▶ Short exercise:
Transcribe the records below exactly.

▶ Records supplied:

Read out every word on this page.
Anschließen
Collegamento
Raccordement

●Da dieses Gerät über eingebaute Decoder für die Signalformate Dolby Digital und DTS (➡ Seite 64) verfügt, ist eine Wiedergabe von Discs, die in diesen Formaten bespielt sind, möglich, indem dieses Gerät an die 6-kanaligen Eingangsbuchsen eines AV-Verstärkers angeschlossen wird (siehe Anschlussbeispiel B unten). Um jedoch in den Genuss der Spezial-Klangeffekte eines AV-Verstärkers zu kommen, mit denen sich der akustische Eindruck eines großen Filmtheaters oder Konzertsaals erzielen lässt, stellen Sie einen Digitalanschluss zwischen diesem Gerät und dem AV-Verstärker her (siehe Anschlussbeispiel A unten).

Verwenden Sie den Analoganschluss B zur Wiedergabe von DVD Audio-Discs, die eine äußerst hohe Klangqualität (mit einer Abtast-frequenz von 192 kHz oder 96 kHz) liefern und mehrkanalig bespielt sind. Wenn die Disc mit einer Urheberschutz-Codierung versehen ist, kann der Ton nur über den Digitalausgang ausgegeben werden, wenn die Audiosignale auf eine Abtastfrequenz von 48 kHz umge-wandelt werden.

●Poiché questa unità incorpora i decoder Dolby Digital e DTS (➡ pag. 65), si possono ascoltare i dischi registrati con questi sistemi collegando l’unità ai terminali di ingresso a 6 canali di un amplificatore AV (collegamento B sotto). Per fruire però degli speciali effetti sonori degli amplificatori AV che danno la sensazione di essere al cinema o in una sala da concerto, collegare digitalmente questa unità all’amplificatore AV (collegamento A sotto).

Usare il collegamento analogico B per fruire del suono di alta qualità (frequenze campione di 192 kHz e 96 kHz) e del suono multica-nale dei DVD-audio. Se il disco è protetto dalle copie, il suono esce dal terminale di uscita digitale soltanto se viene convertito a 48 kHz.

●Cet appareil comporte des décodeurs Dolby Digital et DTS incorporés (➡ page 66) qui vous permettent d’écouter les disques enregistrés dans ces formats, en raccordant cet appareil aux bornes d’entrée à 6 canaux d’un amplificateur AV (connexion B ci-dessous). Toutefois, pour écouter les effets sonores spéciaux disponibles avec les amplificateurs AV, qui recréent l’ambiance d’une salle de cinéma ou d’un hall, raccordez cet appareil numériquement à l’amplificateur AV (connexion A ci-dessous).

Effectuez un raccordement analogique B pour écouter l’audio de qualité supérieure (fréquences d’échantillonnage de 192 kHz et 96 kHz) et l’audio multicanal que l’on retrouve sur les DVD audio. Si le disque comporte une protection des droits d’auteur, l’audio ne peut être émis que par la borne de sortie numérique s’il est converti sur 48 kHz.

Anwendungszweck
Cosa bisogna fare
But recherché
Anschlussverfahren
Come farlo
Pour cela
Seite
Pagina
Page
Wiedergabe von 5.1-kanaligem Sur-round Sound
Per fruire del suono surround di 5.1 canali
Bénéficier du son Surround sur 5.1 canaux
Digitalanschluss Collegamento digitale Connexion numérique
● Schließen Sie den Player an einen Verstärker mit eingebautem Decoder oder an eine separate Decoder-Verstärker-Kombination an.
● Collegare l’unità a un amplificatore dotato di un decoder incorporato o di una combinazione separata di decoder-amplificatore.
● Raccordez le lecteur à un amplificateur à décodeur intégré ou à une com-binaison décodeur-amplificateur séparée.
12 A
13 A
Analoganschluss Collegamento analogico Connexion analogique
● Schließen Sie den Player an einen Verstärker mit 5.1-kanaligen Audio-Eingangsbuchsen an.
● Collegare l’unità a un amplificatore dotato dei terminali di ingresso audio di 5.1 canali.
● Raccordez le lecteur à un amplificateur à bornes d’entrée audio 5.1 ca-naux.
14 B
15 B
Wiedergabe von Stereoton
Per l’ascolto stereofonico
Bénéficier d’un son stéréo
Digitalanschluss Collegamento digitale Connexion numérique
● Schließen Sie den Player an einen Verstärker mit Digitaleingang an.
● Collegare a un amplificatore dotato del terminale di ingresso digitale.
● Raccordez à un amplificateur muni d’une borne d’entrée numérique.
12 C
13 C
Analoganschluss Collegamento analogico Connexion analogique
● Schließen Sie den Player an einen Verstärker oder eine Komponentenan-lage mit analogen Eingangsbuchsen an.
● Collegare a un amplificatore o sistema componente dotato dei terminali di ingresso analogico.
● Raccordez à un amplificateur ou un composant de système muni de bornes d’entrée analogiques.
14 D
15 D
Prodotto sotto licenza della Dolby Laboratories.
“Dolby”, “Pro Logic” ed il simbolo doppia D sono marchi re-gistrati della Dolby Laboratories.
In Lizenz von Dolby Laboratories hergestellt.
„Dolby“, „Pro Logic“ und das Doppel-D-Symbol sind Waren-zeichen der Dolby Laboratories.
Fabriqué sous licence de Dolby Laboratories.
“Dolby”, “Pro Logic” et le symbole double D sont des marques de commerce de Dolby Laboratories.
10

▶ Solution to this problem:
Read out every word on this page.
Anschließen
Collegamento
Raccordement

●Da dieses Gerät über eingebaute Decoder für die Signalformate Dolby Digital und DTS (➡ Seite 64) verfügt, ist eine Wiedergabe von Discs, die in diesen Formaten bespielt sind, möglich, indem dieses Gerät an die 6-kanaligen Eingangsbuchsen eines AV-Verstärkers angeschlossen wird (siehe Anschlussbeispiel B unten). Um jedoch in den Genuss der Spezial-Klangeffekte eines AV-Verstärkers zu kommen, mit denen sich der akustische Eindruck eines großen Filmtheaters oder Konzertsaals erzielen lässt, stellen Sie einen Digitalanschluss zwischen diesem Gerät und dem AV-Verstärker her (siehe Anschlussbeispiel A unten).

Verwenden Sie den Analoganschluss B zur Wiedergabe von DVD Audio-Discs, die eine äußerst hohe Klangqualität (mit einer Abtast-frequenz von 192 kHz oder 96 kHz) liefern und mehrkanalig bespielt sind. Wenn die Disc mit einer Urheberschutz-Codierung versehen ist, kann der Ton nur über den Digitalausgang ausgegeben werden, wenn die Audiosignale auf eine Abtastfrequenz von 48 kHz umge-wandelt werden.

●Poiché questa unità incorpora i decoder Dolby Digital e DTS (➡ pag. 65), si possono ascoltare i dischi registrati con questi sistemi collegando l’unità ai terminali di ingresso a 6 canali di un amplificatore AV (collegamento B sotto). Per fruire però degli speciali effetti sonori degli amplificatori AV che danno la sensazione di essere al cinema o in una sala da concerto, collegare digitalmente questa unità all’amplificatore AV (collegamento A sotto).

Usare il collegamento analogico B per fruire del suono di alta qualità (frequenze campione di 192 kHz e 96 kHz) e del suono multica-nale dei DVD-audio. Se il disco è protetto dalle copie, il suono esce dal terminale di uscita digitale soltanto se viene convertito a 48 kHz.

●Cet appareil comporte des décodeurs Dolby Digital et DTS incorporés (➡ page 66) qui vous permettent d’écouter les disques enregistrés dans ces formats, en raccordant cet appareil aux bornes d’entrée à 6 canaux d’un amplificateur AV (connexion B ci-dessous). Toutefois, pour écouter les effets sonores spéciaux disponibles avec les amplificateurs AV, qui recréent l’ambiance d’une salle de cinéma ou d’un hall, raccordez cet appareil numériquement à l’amplificateur AV (connexion A ci-dessous).

Effectuez un raccordement analogique B pour écouter l’audio de qualité supérieure (fréquences d’échantillonnage de 192 kHz et 96 kHz) et l’audio multicanal que l’on retrouve sur les DVD audio. Si le disque comporte une protection des droits d’auteur, l’audio ne peut être émis que par la borne de sortie numérique s’il est converti sur 48 kHz.

Anwendungszweck
Cosa bisogna fare
But recherché
Anschlussverfahren
Come farlo
Pour cela
Seite
Pagina
Page
Wiedergabe von 5.1-kanaligem Sur-round Sound
Per fruire del suono surround di 5.1 canali
Bénéficier du son Surround sur 5.1 canaux
Digitalanschluss Collegamento digitale Connexion numérique
● Schließen Sie den Player an einen Verstärker mit eingebautem Decoder oder an eine separate Decoder-Verstärker-Kombination an.
● Collegare l’unità a un amplificatore dotato di un decoder incorporato o di una combinazione separata di decoder-amplificatore.
● Raccordez le lecteur à un amplificateur à décodeur intégré ou à une com-binaison décodeur-amplificateur séparée.
12 A
13 A
Analoganschluss Collegamento analogico Connexion analogique
● Schließen Sie den Player an einen Verstärker mit 5.1-kanaligen Audio-Eingangsbuchsen an.
● Collegare l’unità a un amplificatore dotato dei terminali di ingresso audio di 5.1 canali.
● Raccordez le lecteur à un amplificateur à bornes d’entrée audio 5.1 ca-naux.
14 B
15 B
Wiedergabe von Stereoton
Per l’ascolto stereofonico
Bénéficier d’un son stéréo
Digitalanschluss Collegamento digitale Connexion numérique
● Schließen Sie den Player an einen Verstärker mit Digitaleingang an.
● Collegare a un amplificatore dotato del terminale di ingresso digitale.
● Raccordez à un amplificateur muni d’une borne d’entrée numérique.
12 C
13 C
Analoganschluss Collegamento analogico Connexion analogique
● Schließen Sie den Player an einen Verstärker oder eine Komponentenan-lage mit analogen Eingangsbuchsen an.
● Collegare a un amplificatore o sistema componente dotato dei terminali di ingresso analogico.
● Raccordez à un amplificateur ou un composant de système muni de bornes d’entrée analogiques.
14 D
15 D
Prodotto sotto licenza della Dolby Laboratories.
“Dolby”, “Pro Logic” ed il simbolo doppia D sono marchi re-gistrati della Dolby Laboratories.
In Lizenz von Dolby Laboratories hergestellt.
„Dolby“, „Pro Logic“ und das Doppel-D-Symbol sind Waren-zeichen der Dolby Laboratories.
Fabriqué sous licence de Dolby Laboratories.
“Dolby”, “Pro Logic” et le symbole double D sont des marques de commerce de Dolby Laboratories.
10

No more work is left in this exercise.